■ INSTRUCTIONS FOR THE TASK
Set the listing down unchanged, minus every embedded image.

■ DATA ENTRIES
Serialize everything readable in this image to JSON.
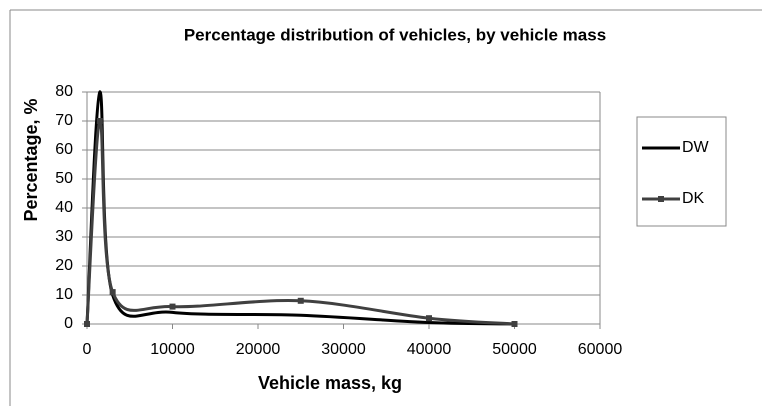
{
  "chart_data": {
    "type": "line",
    "title": "Percentage distribution of vehicles, by vehicle mass",
    "x_label": "Vehicle mass, kg",
    "y_label": "Percentage, %",
    "x": [
      0,
      1500,
      3000,
      10000,
      25000,
      40000,
      50000
    ],
    "series": [
      {
        "name": "DW",
        "color": "#000000",
        "marker": false,
        "values": [
          0,
          80,
          10,
          4,
          3,
          0.5,
          0
        ]
      },
      {
        "name": "DK",
        "color": "#404040",
        "marker": true,
        "values": [
          0,
          70,
          11,
          6,
          8,
          2,
          0
        ]
      }
    ],
    "xlim": [
      0,
      60000
    ],
    "xticks": [
      0,
      10000,
      20000,
      30000,
      40000,
      50000,
      60000
    ],
    "ylim": [
      0,
      80
    ],
    "yticks": [
      0,
      10,
      20,
      30,
      40,
      50,
      60,
      70,
      80
    ],
    "grid": true,
    "legend": "right",
    "smooth": true
  }
}
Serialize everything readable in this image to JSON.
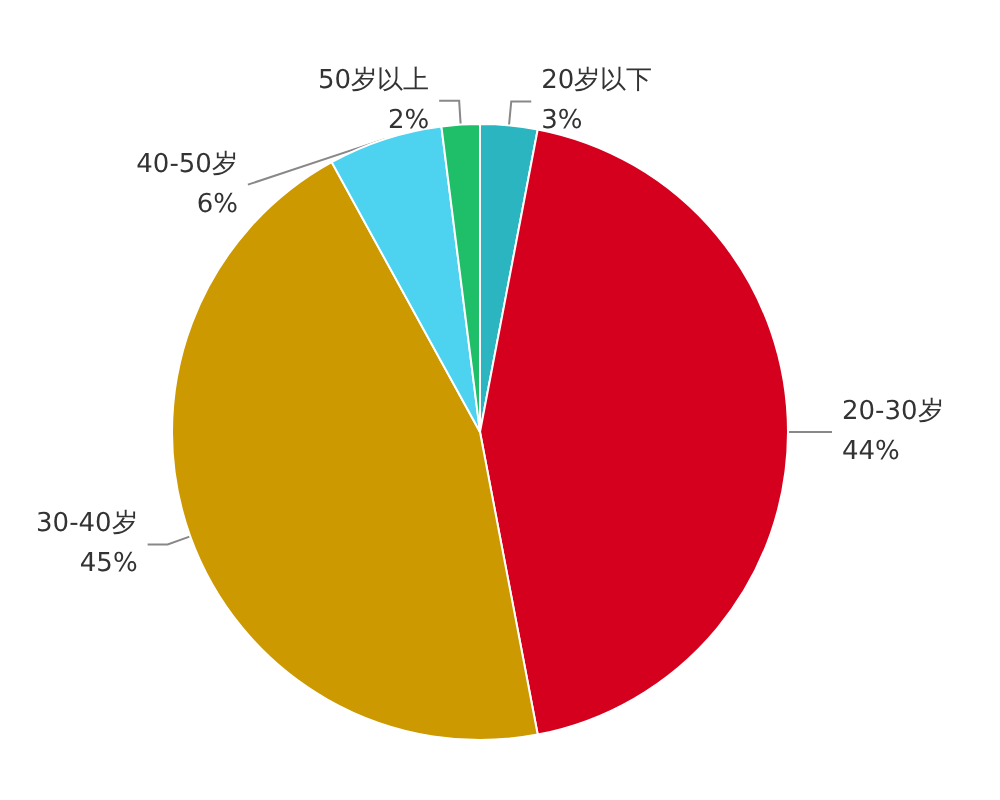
{
  "chart_data": {
    "type": "pie",
    "categories": [
      "20岁以下",
      "20-30岁",
      "30-40岁",
      "40-50岁",
      "50岁以上"
    ],
    "values": [
      3,
      44,
      45,
      6,
      2
    ],
    "value_labels": [
      "3%",
      "44%",
      "45%",
      "6%",
      "2%"
    ],
    "colors": [
      "#2bb5c0",
      "#d5001d",
      "#cc9900",
      "#4dd2f0",
      "#1fbf6a"
    ],
    "legend": false
  }
}
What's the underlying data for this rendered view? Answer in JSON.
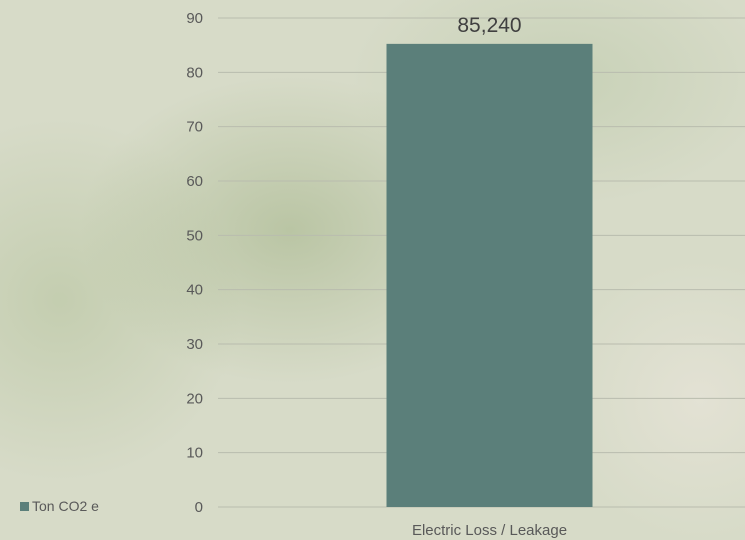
{
  "chart_data": {
    "type": "bar",
    "categories": [
      "Electric Loss / Leakage"
    ],
    "series": [
      {
        "name": "Ton CO2 e",
        "values": [
          85.24
        ],
        "data_labels": [
          "85,240"
        ]
      }
    ],
    "ylim": [
      0,
      90
    ],
    "yticks": [
      0,
      10,
      20,
      30,
      40,
      50,
      60,
      70,
      80,
      90
    ],
    "grid": true,
    "legend_position": "bottom-left",
    "colors": {
      "bar": "#5b7f7a",
      "grid": "#b9bcae",
      "text": "#595959"
    }
  }
}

■ RESULT
Serialize everything readable in this image to JSON.
{
  "chart_data": {
    "type": "line",
    "title": "Percentage distribution of vehicles, by vehicle mass",
    "x_label": "Vehicle mass, kg",
    "y_label": "Percentage, %",
    "x": [
      0,
      1500,
      3000,
      10000,
      25000,
      40000,
      50000
    ],
    "series": [
      {
        "name": "DW",
        "color": "#000000",
        "marker": false,
        "values": [
          0,
          80,
          10,
          4,
          3,
          0.5,
          0
        ]
      },
      {
        "name": "DK",
        "color": "#404040",
        "marker": true,
        "values": [
          0,
          70,
          11,
          6,
          8,
          2,
          0
        ]
      }
    ],
    "xlim": [
      0,
      60000
    ],
    "xticks": [
      0,
      10000,
      20000,
      30000,
      40000,
      50000,
      60000
    ],
    "ylim": [
      0,
      80
    ],
    "yticks": [
      0,
      10,
      20,
      30,
      40,
      50,
      60,
      70,
      80
    ],
    "grid": true,
    "legend": "right",
    "smooth": true
  }
}
Serialize everything readable in this image to JSON.
{
  "chart_data": {
    "type": "pie",
    "categories": [
      "20岁以下",
      "20-30岁",
      "30-40岁",
      "40-50岁",
      "50岁以上"
    ],
    "values": [
      3,
      44,
      45,
      6,
      2
    ],
    "value_labels": [
      "3%",
      "44%",
      "45%",
      "6%",
      "2%"
    ],
    "colors": [
      "#2bb5c0",
      "#d5001d",
      "#cc9900",
      "#4dd2f0",
      "#1fbf6a"
    ],
    "legend": false
  }
}
What's the underlying data for this rendered view? Answer in JSON.
{
  "chart_data": {
    "type": "bar",
    "categories": [
      "Electric Loss / Leakage"
    ],
    "series": [
      {
        "name": "Ton CO2 e",
        "values": [
          85.24
        ],
        "data_labels": [
          "85,240"
        ]
      }
    ],
    "ylim": [
      0,
      90
    ],
    "yticks": [
      0,
      10,
      20,
      30,
      40,
      50,
      60,
      70,
      80,
      90
    ],
    "grid": true,
    "legend_position": "bottom-left",
    "colors": {
      "bar": "#5b7f7a",
      "grid": "#b9bcae",
      "text": "#595959"
    }
  }
}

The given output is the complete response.